> What is needed: Keep the pictures out of the copy and repeat the records exactly.
******
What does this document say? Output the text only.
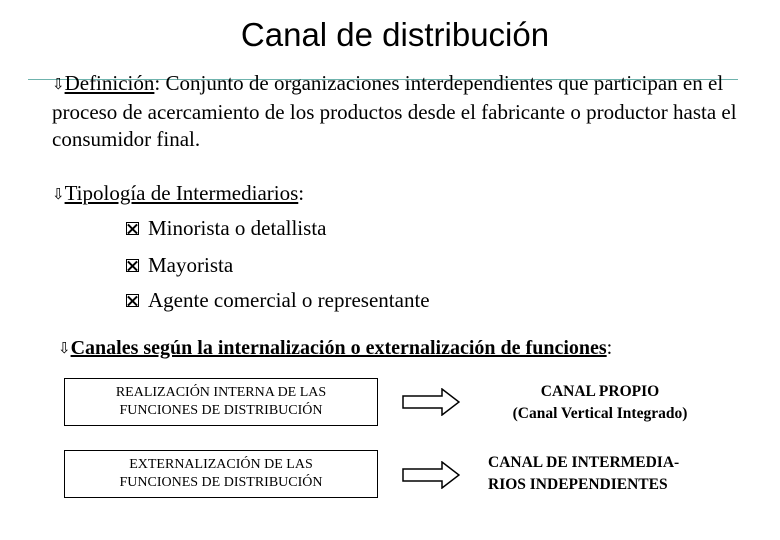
Canal de distribución
⇩Definición: Conjunto de organizaciones interdependientes que participan en el proceso de acercamiento de los productos desde el fabricante o productor hasta el consumidor final.
⇩Tipología de Intermediarios:
Minorista o detallista
Mayorista
Agente comercial o representante
⇩Canales según la internalización o externalización de funciones:
REALIZACIÓN INTERNA DE LAS
FUNCIONES DE DISTRIBUCIÓN
CANAL PROPIO
(Canal Vertical Integrado)
EXTERNALIZACIÓN DE LAS
FUNCIONES DE DISTRIBUCIÓN
CANAL DE INTERMEDIA-
RIOS INDEPENDIENTES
******
> The reply:
What does this document say? Output the text only.
Canal de distribución
⇩Definición: Conjunto de organizaciones interdependientes que participan en el proceso de acercamiento de los productos desde el fabricante o productor hasta el consumidor final.
⇩Tipología de Intermediarios:
Minorista o detallista
Mayorista
Agente comercial o representante
⇩Canales según la internalización o externalización de funciones:
REALIZACIÓN INTERNA DE LAS
FUNCIONES DE DISTRIBUCIÓN
CANAL PROPIO
(Canal Vertical Integrado)
EXTERNALIZACIÓN DE LAS
FUNCIONES DE DISTRIBUCIÓN
CANAL DE INTERMEDIA-
RIOS INDEPENDIENTES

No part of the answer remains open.